— Exercise prompt —
Retype the material that follows, keeping every word as it is.

— Extracted data —

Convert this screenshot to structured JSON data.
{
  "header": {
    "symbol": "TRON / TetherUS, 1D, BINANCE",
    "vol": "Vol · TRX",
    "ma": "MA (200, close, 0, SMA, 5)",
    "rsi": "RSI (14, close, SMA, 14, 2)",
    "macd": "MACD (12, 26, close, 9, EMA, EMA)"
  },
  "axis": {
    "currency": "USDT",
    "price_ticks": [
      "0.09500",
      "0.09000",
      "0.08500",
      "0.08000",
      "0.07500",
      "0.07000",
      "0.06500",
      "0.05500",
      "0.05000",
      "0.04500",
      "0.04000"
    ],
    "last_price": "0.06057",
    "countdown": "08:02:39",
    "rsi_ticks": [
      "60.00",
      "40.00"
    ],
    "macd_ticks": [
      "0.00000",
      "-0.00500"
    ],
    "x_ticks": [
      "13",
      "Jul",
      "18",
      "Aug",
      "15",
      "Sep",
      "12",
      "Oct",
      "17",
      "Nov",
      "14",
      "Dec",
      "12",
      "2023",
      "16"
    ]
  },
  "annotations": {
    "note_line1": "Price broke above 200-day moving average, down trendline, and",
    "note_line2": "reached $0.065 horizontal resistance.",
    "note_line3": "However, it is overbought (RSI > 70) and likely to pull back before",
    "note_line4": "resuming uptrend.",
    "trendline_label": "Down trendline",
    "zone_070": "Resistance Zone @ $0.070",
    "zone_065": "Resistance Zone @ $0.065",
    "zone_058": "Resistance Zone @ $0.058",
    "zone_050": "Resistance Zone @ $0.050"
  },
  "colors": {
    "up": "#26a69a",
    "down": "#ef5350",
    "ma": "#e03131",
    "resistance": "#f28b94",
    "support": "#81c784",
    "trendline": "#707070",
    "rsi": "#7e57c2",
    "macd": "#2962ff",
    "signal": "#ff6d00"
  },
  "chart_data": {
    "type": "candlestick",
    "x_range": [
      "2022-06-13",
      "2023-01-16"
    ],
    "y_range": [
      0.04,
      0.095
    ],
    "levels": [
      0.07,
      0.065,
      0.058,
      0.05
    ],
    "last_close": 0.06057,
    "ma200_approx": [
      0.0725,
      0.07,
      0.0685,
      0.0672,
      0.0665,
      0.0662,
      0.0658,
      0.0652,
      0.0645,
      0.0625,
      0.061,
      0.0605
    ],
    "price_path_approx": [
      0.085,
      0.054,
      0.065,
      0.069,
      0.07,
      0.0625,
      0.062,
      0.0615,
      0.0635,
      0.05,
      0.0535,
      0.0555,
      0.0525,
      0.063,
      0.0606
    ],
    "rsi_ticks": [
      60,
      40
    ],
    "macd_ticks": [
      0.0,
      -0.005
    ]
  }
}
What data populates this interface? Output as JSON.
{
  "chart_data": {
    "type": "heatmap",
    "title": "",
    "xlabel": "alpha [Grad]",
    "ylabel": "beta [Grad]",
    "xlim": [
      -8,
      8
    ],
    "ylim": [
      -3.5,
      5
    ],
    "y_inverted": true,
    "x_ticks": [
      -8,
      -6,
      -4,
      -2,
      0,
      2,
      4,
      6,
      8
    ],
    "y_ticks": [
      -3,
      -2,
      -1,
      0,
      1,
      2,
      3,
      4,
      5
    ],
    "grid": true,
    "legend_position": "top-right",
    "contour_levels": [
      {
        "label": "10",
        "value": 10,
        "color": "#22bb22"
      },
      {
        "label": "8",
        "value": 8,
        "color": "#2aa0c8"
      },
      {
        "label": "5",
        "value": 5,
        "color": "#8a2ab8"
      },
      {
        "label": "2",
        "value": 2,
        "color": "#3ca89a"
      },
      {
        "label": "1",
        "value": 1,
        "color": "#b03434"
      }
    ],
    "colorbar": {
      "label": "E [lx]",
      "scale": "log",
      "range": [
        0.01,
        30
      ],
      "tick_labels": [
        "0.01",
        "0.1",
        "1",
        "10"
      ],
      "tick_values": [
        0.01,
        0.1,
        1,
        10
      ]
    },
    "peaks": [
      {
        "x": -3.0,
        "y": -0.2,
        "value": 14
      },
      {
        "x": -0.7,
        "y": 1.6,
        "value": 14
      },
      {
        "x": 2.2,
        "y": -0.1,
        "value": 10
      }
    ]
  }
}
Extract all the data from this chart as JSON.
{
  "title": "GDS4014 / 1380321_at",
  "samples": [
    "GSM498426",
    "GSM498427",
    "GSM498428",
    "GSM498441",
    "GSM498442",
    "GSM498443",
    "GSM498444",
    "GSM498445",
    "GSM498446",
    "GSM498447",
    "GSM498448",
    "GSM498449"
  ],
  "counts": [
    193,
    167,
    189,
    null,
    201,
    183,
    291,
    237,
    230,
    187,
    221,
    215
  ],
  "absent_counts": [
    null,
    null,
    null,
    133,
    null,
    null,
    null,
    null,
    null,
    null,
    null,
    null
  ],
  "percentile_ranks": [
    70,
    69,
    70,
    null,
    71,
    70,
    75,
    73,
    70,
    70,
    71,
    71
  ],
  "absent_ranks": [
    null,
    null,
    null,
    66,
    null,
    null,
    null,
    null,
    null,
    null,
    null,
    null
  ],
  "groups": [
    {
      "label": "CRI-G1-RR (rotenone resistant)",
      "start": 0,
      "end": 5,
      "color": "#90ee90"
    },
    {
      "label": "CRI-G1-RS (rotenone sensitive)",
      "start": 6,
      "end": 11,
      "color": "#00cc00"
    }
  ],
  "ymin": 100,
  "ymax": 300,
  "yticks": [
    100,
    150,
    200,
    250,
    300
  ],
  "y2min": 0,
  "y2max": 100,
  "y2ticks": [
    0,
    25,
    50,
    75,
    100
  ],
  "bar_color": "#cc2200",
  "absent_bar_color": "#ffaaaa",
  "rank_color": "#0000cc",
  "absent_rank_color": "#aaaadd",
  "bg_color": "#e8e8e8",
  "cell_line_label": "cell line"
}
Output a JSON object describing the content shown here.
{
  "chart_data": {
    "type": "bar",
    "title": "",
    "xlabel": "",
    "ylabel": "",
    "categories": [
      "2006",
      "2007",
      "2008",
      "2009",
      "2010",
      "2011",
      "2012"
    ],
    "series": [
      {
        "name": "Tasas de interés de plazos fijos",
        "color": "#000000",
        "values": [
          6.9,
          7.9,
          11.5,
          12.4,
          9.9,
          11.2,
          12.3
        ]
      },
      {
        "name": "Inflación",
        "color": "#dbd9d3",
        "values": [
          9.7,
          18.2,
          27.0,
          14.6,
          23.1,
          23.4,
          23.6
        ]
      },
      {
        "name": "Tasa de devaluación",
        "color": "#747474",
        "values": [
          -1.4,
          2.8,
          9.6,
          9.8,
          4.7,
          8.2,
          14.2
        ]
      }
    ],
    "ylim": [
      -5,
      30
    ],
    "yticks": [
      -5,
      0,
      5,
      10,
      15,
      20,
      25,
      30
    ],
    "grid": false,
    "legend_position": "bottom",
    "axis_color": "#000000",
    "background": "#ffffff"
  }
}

— Written answer —
Convert this screenshot to structured JSON data.
{
  "header": {
    "symbol": "TRON / TetherUS, 1D, BINANCE",
    "vol": "Vol · TRX",
    "ma": "MA (200, close, 0, SMA, 5)",
    "rsi": "RSI (14, close, SMA, 14, 2)",
    "macd": "MACD (12, 26, close, 9, EMA, EMA)"
  },
  "axis": {
    "currency": "USDT",
    "price_ticks": [
      "0.09500",
      "0.09000",
      "0.08500",
      "0.08000",
      "0.07500",
      "0.07000",
      "0.06500",
      "0.05500",
      "0.05000",
      "0.04500",
      "0.04000"
    ],
    "last_price": "0.06057",
    "countdown": "08:02:39",
    "rsi_ticks": [
      "60.00",
      "40.00"
    ],
    "macd_ticks": [
      "0.00000",
      "-0.00500"
    ],
    "x_ticks": [
      "13",
      "Jul",
      "18",
      "Aug",
      "15",
      "Sep",
      "12",
      "Oct",
      "17",
      "Nov",
      "14",
      "Dec",
      "12",
      "2023",
      "16"
    ]
  },
  "annotations": {
    "note_line1": "Price broke above 200-day moving average, down trendline, and",
    "note_line2": "reached $0.065 horizontal resistance.",
    "note_line3": "However, it is overbought (RSI > 70) and likely to pull back before",
    "note_line4": "resuming uptrend.",
    "trendline_label": "Down trendline",
    "zone_070": "Resistance Zone @ $0.070",
    "zone_065": "Resistance Zone @ $0.065",
    "zone_058": "Resistance Zone @ $0.058",
    "zone_050": "Resistance Zone @ $0.050"
  },
  "colors": {
    "up": "#26a69a",
    "down": "#ef5350",
    "ma": "#e03131",
    "resistance": "#f28b94",
    "support": "#81c784",
    "trendline": "#707070",
    "rsi": "#7e57c2",
    "macd": "#2962ff",
    "signal": "#ff6d00"
  },
  "chart_data": {
    "type": "candlestick",
    "x_range": [
      "2022-06-13",
      "2023-01-16"
    ],
    "y_range": [
      0.04,
      0.095
    ],
    "levels": [
      0.07,
      0.065,
      0.058,
      0.05
    ],
    "last_close": 0.06057,
    "ma200_approx": [
      0.0725,
      0.07,
      0.0685,
      0.0672,
      0.0665,
      0.0662,
      0.0658,
      0.0652,
      0.0645,
      0.0625,
      0.061,
      0.0605
    ],
    "price_path_approx": [
      0.085,
      0.054,
      0.065,
      0.069,
      0.07,
      0.0625,
      0.062,
      0.0615,
      0.0635,
      0.05,
      0.0535,
      0.0555,
      0.0525,
      0.063,
      0.0606
    ],
    "rsi_ticks": [
      60,
      40
    ],
    "macd_ticks": [
      0.0,
      -0.005
    ]
  }
}
What data populates this interface? Output as JSON.
{
  "chart_data": {
    "type": "heatmap",
    "title": "",
    "xlabel": "alpha [Grad]",
    "ylabel": "beta [Grad]",
    "xlim": [
      -8,
      8
    ],
    "ylim": [
      -3.5,
      5
    ],
    "y_inverted": true,
    "x_ticks": [
      -8,
      -6,
      -4,
      -2,
      0,
      2,
      4,
      6,
      8
    ],
    "y_ticks": [
      -3,
      -2,
      -1,
      0,
      1,
      2,
      3,
      4,
      5
    ],
    "grid": true,
    "legend_position": "top-right",
    "contour_levels": [
      {
        "label": "10",
        "value": 10,
        "color": "#22bb22"
      },
      {
        "label": "8",
        "value": 8,
        "color": "#2aa0c8"
      },
      {
        "label": "5",
        "value": 5,
        "color": "#8a2ab8"
      },
      {
        "label": "2",
        "value": 2,
        "color": "#3ca89a"
      },
      {
        "label": "1",
        "value": 1,
        "color": "#b03434"
      }
    ],
    "colorbar": {
      "label": "E [lx]",
      "scale": "log",
      "range": [
        0.01,
        30
      ],
      "tick_labels": [
        "0.01",
        "0.1",
        "1",
        "10"
      ],
      "tick_values": [
        0.01,
        0.1,
        1,
        10
      ]
    },
    "peaks": [
      {
        "x": -3.0,
        "y": -0.2,
        "value": 14
      },
      {
        "x": -0.7,
        "y": 1.6,
        "value": 14
      },
      {
        "x": 2.2,
        "y": -0.1,
        "value": 10
      }
    ]
  }
}
Extract all the data from this chart as JSON.
{
  "title": "GDS4014 / 1380321_at",
  "samples": [
    "GSM498426",
    "GSM498427",
    "GSM498428",
    "GSM498441",
    "GSM498442",
    "GSM498443",
    "GSM498444",
    "GSM498445",
    "GSM498446",
    "GSM498447",
    "GSM498448",
    "GSM498449"
  ],
  "counts": [
    193,
    167,
    189,
    null,
    201,
    183,
    291,
    237,
    230,
    187,
    221,
    215
  ],
  "absent_counts": [
    null,
    null,
    null,
    133,
    null,
    null,
    null,
    null,
    null,
    null,
    null,
    null
  ],
  "percentile_ranks": [
    70,
    69,
    70,
    null,
    71,
    70,
    75,
    73,
    70,
    70,
    71,
    71
  ],
  "absent_ranks": [
    null,
    null,
    null,
    66,
    null,
    null,
    null,
    null,
    null,
    null,
    null,
    null
  ],
  "groups": [
    {
      "label": "CRI-G1-RR (rotenone resistant)",
      "start": 0,
      "end": 5,
      "color": "#90ee90"
    },
    {
      "label": "CRI-G1-RS (rotenone sensitive)",
      "start": 6,
      "end": 11,
      "color": "#00cc00"
    }
  ],
  "ymin": 100,
  "ymax": 300,
  "yticks": [
    100,
    150,
    200,
    250,
    300
  ],
  "y2min": 0,
  "y2max": 100,
  "y2ticks": [
    0,
    25,
    50,
    75,
    100
  ],
  "bar_color": "#cc2200",
  "absent_bar_color": "#ffaaaa",
  "rank_color": "#0000cc",
  "absent_rank_color": "#aaaadd",
  "bg_color": "#e8e8e8",
  "cell_line_label": "cell line"
}
Output a JSON object describing the content shown here.
{
  "chart_data": {
    "type": "bar",
    "title": "",
    "xlabel": "",
    "ylabel": "",
    "categories": [
      "2006",
      "2007",
      "2008",
      "2009",
      "2010",
      "2011",
      "2012"
    ],
    "series": [
      {
        "name": "Tasas de interés de plazos fijos",
        "color": "#000000",
        "values": [
          6.9,
          7.9,
          11.5,
          12.4,
          9.9,
          11.2,
          12.3
        ]
      },
      {
        "name": "Inflación",
        "color": "#dbd9d3",
        "values": [
          9.7,
          18.2,
          27.0,
          14.6,
          23.1,
          23.4,
          23.6
        ]
      },
      {
        "name": "Tasa de devaluación",
        "color": "#747474",
        "values": [
          -1.4,
          2.8,
          9.6,
          9.8,
          4.7,
          8.2,
          14.2
        ]
      }
    ],
    "ylim": [
      -5,
      30
    ],
    "yticks": [
      -5,
      0,
      5,
      10,
      15,
      20,
      25,
      30
    ],
    "grid": false,
    "legend_position": "bottom",
    "axis_color": "#000000",
    "background": "#ffffff"
  }
}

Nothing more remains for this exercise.